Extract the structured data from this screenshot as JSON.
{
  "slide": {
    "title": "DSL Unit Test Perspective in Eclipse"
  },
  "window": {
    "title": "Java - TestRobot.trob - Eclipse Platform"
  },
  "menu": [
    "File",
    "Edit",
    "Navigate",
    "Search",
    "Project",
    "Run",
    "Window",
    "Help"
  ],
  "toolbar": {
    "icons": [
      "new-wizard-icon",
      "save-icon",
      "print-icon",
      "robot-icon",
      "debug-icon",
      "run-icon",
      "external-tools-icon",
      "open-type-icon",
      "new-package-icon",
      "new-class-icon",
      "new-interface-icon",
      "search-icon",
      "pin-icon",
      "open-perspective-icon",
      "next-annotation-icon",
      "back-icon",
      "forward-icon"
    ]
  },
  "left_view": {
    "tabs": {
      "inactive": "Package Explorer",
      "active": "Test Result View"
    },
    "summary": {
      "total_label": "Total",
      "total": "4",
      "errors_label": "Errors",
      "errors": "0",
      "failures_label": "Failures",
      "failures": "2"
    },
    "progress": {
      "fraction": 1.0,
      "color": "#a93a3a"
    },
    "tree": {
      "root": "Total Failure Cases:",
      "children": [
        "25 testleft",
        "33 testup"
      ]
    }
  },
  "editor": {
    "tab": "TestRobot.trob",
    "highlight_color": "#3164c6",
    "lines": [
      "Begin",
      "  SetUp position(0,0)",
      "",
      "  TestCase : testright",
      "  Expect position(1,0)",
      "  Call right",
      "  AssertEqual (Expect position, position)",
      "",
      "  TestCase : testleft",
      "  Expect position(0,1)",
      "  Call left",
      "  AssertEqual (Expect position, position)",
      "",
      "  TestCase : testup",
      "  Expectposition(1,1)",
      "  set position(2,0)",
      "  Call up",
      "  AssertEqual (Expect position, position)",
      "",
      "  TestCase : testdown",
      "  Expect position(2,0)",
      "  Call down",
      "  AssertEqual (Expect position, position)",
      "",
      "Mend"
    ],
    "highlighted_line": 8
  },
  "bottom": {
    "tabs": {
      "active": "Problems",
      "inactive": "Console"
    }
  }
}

■ Task details
Each line of the listing above should be output exactly.

■ Task response
Extract the structured data from this screenshot as JSON.
{
  "slide": {
    "title": "DSL Unit Test Perspective in Eclipse"
  },
  "window": {
    "title": "Java - TestRobot.trob - Eclipse Platform"
  },
  "menu": [
    "File",
    "Edit",
    "Navigate",
    "Search",
    "Project",
    "Run",
    "Window",
    "Help"
  ],
  "toolbar": {
    "icons": [
      "new-wizard-icon",
      "save-icon",
      "print-icon",
      "robot-icon",
      "debug-icon",
      "run-icon",
      "external-tools-icon",
      "open-type-icon",
      "new-package-icon",
      "new-class-icon",
      "new-interface-icon",
      "search-icon",
      "pin-icon",
      "open-perspective-icon",
      "next-annotation-icon",
      "back-icon",
      "forward-icon"
    ]
  },
  "left_view": {
    "tabs": {
      "inactive": "Package Explorer",
      "active": "Test Result View"
    },
    "summary": {
      "total_label": "Total",
      "total": "4",
      "errors_label": "Errors",
      "errors": "0",
      "failures_label": "Failures",
      "failures": "2"
    },
    "progress": {
      "fraction": 1.0,
      "color": "#a93a3a"
    },
    "tree": {
      "root": "Total Failure Cases:",
      "children": [
        "25 testleft",
        "33 testup"
      ]
    }
  },
  "editor": {
    "tab": "TestRobot.trob",
    "highlight_color": "#3164c6",
    "lines": [
      "Begin",
      "  SetUp position(0,0)",
      "",
      "  TestCase : testright",
      "  Expect position(1,0)",
      "  Call right",
      "  AssertEqual (Expect position, position)",
      "",
      "  TestCase : testleft",
      "  Expect position(0,1)",
      "  Call left",
      "  AssertEqual (Expect position, position)",
      "",
      "  TestCase : testup",
      "  Expectposition(1,1)",
      "  set position(2,0)",
      "  Call up",
      "  AssertEqual (Expect position, position)",
      "",
      "  TestCase : testdown",
      "  Expect position(2,0)",
      "  Call down",
      "  AssertEqual (Expect position, position)",
      "",
      "Mend"
    ],
    "highlighted_line": 8
  },
  "bottom": {
    "tabs": {
      "active": "Problems",
      "inactive": "Console"
    }
  }
}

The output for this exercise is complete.